Problem to work on: Transcribe the material below exactly as it appears.
___ Rows
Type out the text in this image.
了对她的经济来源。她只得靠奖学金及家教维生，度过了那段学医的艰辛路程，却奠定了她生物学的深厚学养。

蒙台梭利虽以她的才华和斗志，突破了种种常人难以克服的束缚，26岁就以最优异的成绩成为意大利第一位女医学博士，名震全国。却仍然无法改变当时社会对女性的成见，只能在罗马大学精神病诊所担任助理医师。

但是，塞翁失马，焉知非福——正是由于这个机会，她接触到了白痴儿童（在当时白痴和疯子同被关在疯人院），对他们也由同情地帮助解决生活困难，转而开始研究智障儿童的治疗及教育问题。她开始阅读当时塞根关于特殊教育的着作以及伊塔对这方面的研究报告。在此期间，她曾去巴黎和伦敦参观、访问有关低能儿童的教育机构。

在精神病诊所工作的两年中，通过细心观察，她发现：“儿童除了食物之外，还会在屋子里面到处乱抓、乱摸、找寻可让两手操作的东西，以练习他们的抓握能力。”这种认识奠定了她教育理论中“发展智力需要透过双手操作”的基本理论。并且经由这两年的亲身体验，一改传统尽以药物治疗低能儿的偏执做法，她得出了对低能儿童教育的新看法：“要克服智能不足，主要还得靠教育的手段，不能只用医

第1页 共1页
______
Task result:
Type out the text in this image.
了对她的经济来源。她只得靠奖学金及家教维生，度过了那段学医的艰辛路程，却奠定了她生物学的深厚学养。

蒙台梭利虽以她的才华和斗志，突破了种种常人难以克服的束缚，26岁就以最优异的成绩成为意大利第一位女医学博士，名震全国。却仍然无法改变当时社会对女性的成见，只能在罗马大学精神病诊所担任助理医师。

但是，塞翁失马，焉知非福——正是由于这个机会，她接触到了白痴儿童（在当时白痴和疯子同被关在疯人院），对他们也由同情地帮助解决生活困难，转而开始研究智障儿童的治疗及教育问题。她开始阅读当时塞根关于特殊教育的着作以及伊塔对这方面的研究报告。在此期间，她曾去巴黎和伦敦参观、访问有关低能儿童的教育机构。

在精神病诊所工作的两年中，通过细心观察，她发现：“儿童除了食物之外，还会在屋子里面到处乱抓、乱摸、找寻可让两手操作的东西，以练习他们的抓握能力。”这种认识奠定了她教育理论中“发展智力需要透过双手操作”的基本理论。并且经由这两年的亲身体验，一改传统尽以药物治疗低能儿的偏执做法，她得出了对低能儿童教育的新看法：“要克服智能不足，主要还得靠教育的手段，不能只用医

第1页 共1页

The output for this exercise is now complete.